• **Figure collection entries**
"""

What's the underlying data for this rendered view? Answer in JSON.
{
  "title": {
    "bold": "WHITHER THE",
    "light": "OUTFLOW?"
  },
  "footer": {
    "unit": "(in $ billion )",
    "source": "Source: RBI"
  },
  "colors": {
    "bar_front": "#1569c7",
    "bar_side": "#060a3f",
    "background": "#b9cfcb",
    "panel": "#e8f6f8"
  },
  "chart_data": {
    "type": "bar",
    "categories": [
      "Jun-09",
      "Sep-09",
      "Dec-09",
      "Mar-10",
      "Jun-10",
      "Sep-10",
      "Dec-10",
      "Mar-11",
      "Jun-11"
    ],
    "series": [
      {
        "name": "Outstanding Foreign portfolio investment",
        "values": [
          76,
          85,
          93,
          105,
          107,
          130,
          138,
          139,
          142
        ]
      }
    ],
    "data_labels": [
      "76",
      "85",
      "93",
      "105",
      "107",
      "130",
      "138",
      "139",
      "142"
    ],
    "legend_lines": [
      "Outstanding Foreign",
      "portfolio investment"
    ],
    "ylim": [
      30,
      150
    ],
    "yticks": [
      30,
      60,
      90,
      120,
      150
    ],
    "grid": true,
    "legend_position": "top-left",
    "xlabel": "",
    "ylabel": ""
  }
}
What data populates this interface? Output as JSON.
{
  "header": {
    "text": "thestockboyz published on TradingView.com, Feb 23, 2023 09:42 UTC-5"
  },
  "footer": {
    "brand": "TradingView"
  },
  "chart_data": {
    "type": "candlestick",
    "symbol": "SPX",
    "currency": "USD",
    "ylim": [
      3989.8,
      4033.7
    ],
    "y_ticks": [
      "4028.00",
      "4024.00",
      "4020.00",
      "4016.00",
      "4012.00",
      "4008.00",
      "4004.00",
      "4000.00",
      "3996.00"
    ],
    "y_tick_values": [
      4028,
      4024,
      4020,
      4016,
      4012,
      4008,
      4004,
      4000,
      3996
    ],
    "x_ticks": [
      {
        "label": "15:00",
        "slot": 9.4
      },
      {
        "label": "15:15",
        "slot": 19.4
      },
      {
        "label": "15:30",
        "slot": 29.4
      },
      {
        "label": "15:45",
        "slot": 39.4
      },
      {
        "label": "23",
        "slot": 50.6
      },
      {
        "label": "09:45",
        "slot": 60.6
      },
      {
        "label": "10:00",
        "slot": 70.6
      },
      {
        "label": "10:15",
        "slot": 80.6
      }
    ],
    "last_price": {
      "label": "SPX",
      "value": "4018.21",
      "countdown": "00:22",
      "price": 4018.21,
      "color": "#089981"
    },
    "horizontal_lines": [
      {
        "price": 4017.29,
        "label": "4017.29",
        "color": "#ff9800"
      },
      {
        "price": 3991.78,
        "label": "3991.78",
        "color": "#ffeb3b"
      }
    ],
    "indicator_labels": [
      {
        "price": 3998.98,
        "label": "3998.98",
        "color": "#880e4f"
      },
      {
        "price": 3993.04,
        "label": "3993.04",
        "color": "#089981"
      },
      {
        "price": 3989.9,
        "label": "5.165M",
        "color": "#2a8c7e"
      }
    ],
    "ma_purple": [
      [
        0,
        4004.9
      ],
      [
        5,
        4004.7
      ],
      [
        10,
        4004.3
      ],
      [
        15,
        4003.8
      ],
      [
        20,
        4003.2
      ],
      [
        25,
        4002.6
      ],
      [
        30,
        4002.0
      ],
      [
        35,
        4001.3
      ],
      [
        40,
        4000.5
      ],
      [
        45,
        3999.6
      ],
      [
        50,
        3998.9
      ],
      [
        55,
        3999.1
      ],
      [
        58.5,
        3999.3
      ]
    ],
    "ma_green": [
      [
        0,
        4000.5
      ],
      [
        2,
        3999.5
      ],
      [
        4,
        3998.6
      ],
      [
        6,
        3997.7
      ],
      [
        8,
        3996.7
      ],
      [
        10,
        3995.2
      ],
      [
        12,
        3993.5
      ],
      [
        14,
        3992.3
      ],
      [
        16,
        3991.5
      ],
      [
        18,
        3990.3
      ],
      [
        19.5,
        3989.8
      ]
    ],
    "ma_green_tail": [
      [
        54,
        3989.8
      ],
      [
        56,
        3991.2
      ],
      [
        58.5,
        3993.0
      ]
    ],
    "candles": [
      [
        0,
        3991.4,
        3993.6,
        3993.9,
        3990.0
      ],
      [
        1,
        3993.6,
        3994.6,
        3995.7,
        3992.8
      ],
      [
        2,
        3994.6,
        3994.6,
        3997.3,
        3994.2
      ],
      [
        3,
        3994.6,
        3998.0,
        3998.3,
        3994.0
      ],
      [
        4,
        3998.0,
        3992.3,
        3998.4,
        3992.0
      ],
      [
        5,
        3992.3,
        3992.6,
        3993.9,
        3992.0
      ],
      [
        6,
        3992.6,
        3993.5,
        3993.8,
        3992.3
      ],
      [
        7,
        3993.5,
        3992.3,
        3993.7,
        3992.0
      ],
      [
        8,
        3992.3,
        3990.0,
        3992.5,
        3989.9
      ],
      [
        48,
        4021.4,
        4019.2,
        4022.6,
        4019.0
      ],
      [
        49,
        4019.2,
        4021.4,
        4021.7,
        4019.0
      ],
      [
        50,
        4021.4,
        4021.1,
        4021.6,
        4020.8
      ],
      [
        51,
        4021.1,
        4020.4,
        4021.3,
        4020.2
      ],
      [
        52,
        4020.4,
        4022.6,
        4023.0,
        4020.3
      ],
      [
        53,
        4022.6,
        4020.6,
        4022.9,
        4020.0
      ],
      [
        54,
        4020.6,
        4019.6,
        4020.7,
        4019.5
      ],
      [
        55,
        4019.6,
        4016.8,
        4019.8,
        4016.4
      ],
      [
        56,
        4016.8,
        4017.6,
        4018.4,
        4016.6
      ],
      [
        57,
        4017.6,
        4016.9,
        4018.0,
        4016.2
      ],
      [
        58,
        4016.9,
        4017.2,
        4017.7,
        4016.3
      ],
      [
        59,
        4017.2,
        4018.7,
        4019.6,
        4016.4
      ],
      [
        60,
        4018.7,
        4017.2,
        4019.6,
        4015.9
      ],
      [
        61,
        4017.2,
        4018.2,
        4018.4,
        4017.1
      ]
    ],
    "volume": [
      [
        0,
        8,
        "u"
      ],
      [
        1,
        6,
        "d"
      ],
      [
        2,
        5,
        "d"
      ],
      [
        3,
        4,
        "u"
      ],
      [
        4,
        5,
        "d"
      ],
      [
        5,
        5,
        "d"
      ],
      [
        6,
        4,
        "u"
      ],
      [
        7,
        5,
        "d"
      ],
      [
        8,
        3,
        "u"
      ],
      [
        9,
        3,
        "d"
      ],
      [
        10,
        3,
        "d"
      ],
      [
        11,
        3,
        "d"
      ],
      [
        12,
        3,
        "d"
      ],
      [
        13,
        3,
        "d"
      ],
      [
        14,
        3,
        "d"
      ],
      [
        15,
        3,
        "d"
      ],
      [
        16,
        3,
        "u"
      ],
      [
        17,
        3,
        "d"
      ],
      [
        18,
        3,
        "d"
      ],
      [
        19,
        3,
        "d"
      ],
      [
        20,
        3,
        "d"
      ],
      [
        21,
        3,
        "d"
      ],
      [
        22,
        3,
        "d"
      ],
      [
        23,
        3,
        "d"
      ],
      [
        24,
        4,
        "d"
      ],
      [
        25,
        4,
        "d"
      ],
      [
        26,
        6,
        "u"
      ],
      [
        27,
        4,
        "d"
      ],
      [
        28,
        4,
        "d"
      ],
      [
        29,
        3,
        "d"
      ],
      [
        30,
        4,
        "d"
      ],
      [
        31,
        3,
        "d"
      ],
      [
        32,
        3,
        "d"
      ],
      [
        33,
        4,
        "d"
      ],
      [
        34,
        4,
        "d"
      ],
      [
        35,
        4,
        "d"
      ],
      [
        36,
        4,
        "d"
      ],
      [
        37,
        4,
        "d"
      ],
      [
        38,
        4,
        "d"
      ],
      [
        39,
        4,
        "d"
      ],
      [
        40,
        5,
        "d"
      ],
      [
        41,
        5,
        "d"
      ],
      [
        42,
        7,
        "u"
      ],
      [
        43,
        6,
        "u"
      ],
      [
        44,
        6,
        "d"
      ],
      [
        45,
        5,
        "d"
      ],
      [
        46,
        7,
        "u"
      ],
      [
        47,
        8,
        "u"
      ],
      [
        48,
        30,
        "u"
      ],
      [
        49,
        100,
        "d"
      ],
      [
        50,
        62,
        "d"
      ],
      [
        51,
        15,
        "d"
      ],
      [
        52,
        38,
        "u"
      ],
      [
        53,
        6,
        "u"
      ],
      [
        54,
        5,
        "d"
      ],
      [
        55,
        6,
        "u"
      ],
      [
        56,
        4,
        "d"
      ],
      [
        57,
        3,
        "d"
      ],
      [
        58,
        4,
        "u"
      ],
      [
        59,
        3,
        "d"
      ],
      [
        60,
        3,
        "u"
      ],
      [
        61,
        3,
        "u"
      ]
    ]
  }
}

"""

• **Required task**
Using the entries above, find all lines with "this". Copy them.

• **Answer to the task**
What's the underlying data for this rendered view? Answer in JSON.
What data populates this interface? Output as JSON.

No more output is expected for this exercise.